To do: What you return must match the records exactly, line for line.

Page and application data records
== == ==

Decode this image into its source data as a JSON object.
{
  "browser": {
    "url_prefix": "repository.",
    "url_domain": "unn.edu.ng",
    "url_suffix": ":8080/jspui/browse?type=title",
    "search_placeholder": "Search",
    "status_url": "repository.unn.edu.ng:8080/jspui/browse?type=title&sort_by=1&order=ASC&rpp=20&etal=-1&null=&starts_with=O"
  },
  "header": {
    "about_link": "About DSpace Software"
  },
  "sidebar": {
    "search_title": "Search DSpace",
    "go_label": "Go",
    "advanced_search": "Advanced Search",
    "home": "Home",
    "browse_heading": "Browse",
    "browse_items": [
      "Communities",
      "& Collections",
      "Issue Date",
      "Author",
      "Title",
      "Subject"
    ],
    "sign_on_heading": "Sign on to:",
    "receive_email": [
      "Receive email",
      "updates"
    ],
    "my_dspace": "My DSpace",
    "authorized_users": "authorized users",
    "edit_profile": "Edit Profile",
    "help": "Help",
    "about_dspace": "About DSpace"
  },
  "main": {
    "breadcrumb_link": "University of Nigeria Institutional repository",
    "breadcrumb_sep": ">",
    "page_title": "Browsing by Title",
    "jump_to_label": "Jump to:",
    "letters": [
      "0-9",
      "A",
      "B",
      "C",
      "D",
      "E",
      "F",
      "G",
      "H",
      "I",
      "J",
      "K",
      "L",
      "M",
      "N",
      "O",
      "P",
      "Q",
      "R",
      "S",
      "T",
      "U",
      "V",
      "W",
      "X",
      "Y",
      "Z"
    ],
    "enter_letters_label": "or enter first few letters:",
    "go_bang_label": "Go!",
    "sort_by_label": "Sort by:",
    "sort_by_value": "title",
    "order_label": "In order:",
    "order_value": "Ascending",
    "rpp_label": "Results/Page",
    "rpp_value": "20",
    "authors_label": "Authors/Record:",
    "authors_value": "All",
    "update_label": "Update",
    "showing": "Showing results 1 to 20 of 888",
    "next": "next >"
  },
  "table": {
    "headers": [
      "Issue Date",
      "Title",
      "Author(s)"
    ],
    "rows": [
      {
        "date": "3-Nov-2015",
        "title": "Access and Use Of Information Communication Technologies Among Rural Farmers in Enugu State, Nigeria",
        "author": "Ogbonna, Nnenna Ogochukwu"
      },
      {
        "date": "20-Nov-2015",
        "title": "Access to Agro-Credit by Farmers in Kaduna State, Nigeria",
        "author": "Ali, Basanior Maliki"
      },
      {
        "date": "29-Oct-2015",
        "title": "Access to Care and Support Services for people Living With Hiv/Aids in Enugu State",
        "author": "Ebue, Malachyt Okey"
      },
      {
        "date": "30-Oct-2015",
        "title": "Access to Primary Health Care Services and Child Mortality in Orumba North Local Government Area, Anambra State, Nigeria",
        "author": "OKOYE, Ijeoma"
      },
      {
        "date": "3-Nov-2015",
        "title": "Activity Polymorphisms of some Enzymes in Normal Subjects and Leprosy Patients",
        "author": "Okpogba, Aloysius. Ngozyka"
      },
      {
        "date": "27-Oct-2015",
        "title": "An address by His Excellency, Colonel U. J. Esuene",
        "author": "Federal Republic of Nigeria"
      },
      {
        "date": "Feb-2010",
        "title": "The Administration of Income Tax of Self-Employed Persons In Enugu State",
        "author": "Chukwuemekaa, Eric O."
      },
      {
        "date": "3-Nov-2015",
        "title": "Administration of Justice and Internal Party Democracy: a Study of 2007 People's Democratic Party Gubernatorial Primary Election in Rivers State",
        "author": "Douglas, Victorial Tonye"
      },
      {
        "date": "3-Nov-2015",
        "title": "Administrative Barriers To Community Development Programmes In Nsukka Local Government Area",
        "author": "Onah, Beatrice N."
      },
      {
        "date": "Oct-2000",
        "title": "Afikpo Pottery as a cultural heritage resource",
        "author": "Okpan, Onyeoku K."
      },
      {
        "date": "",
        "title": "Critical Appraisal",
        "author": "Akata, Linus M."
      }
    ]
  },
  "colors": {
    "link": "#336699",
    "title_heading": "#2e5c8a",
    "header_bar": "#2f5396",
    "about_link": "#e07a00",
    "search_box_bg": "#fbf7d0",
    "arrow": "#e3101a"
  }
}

== == ==

Output:
Decode this image into its source data as a JSON object.
{
  "browser": {
    "url_prefix": "repository.",
    "url_domain": "unn.edu.ng",
    "url_suffix": ":8080/jspui/browse?type=title",
    "search_placeholder": "Search",
    "status_url": "repository.unn.edu.ng:8080/jspui/browse?type=title&sort_by=1&order=ASC&rpp=20&etal=-1&null=&starts_with=O"
  },
  "header": {
    "about_link": "About DSpace Software"
  },
  "sidebar": {
    "search_title": "Search DSpace",
    "go_label": "Go",
    "advanced_search": "Advanced Search",
    "home": "Home",
    "browse_heading": "Browse",
    "browse_items": [
      "Communities",
      "& Collections",
      "Issue Date",
      "Author",
      "Title",
      "Subject"
    ],
    "sign_on_heading": "Sign on to:",
    "receive_email": [
      "Receive email",
      "updates"
    ],
    "my_dspace": "My DSpace",
    "authorized_users": "authorized users",
    "edit_profile": "Edit Profile",
    "help": "Help",
    "about_dspace": "About DSpace"
  },
  "main": {
    "breadcrumb_link": "University of Nigeria Institutional repository",
    "breadcrumb_sep": ">",
    "page_title": "Browsing by Title",
    "jump_to_label": "Jump to:",
    "letters": [
      "0-9",
      "A",
      "B",
      "C",
      "D",
      "E",
      "F",
      "G",
      "H",
      "I",
      "J",
      "K",
      "L",
      "M",
      "N",
      "O",
      "P",
      "Q",
      "R",
      "S",
      "T",
      "U",
      "V",
      "W",
      "X",
      "Y",
      "Z"
    ],
    "enter_letters_label": "or enter first few letters:",
    "go_bang_label": "Go!",
    "sort_by_label": "Sort by:",
    "sort_by_value": "title",
    "order_label": "In order:",
    "order_value": "Ascending",
    "rpp_label": "Results/Page",
    "rpp_value": "20",
    "authors_label": "Authors/Record:",
    "authors_value": "All",
    "update_label": "Update",
    "showing": "Showing results 1 to 20 of 888",
    "next": "next >"
  },
  "table": {
    "headers": [
      "Issue Date",
      "Title",
      "Author(s)"
    ],
    "rows": [
      {
        "date": "3-Nov-2015",
        "title": "Access and Use Of Information Communication Technologies Among Rural Farmers in Enugu State, Nigeria",
        "author": "Ogbonna, Nnenna Ogochukwu"
      },
      {
        "date": "20-Nov-2015",
        "title": "Access to Agro-Credit by Farmers in Kaduna State, Nigeria",
        "author": "Ali, Basanior Maliki"
      },
      {
        "date": "29-Oct-2015",
        "title": "Access to Care and Support Services for people Living With Hiv/Aids in Enugu State",
        "author": "Ebue, Malachyt Okey"
      },
      {
        "date": "30-Oct-2015",
        "title": "Access to Primary Health Care Services and Child Mortality in Orumba North Local Government Area, Anambra State, Nigeria",
        "author": "OKOYE, Ijeoma"
      },
      {
        "date": "3-Nov-2015",
        "title": "Activity Polymorphisms of some Enzymes in Normal Subjects and Leprosy Patients",
        "author": "Okpogba, Aloysius. Ngozyka"
      },
      {
        "date": "27-Oct-2015",
        "title": "An address by His Excellency, Colonel U. J. Esuene",
        "author": "Federal Republic of Nigeria"
      },
      {
        "date": "Feb-2010",
        "title": "The Administration of Income Tax of Self-Employed Persons In Enugu State",
        "author": "Chukwuemekaa, Eric O."
      },
      {
        "date": "3-Nov-2015",
        "title": "Administration of Justice and Internal Party Democracy: a Study of 2007 People's Democratic Party Gubernatorial Primary Election in Rivers State",
        "author": "Douglas, Victorial Tonye"
      },
      {
        "date": "3-Nov-2015",
        "title": "Administrative Barriers To Community Development Programmes In Nsukka Local Government Area",
        "author": "Onah, Beatrice N."
      },
      {
        "date": "Oct-2000",
        "title": "Afikpo Pottery as a cultural heritage resource",
        "author": "Okpan, Onyeoku K."
      },
      {
        "date": "",
        "title": "Critical Appraisal",
        "author": "Akata, Linus M."
      }
    ]
  },
  "colors": {
    "link": "#336699",
    "title_heading": "#2e5c8a",
    "header_bar": "#2f5396",
    "about_link": "#e07a00",
    "search_box_bg": "#fbf7d0",
    "arrow": "#e3101a"
  }
}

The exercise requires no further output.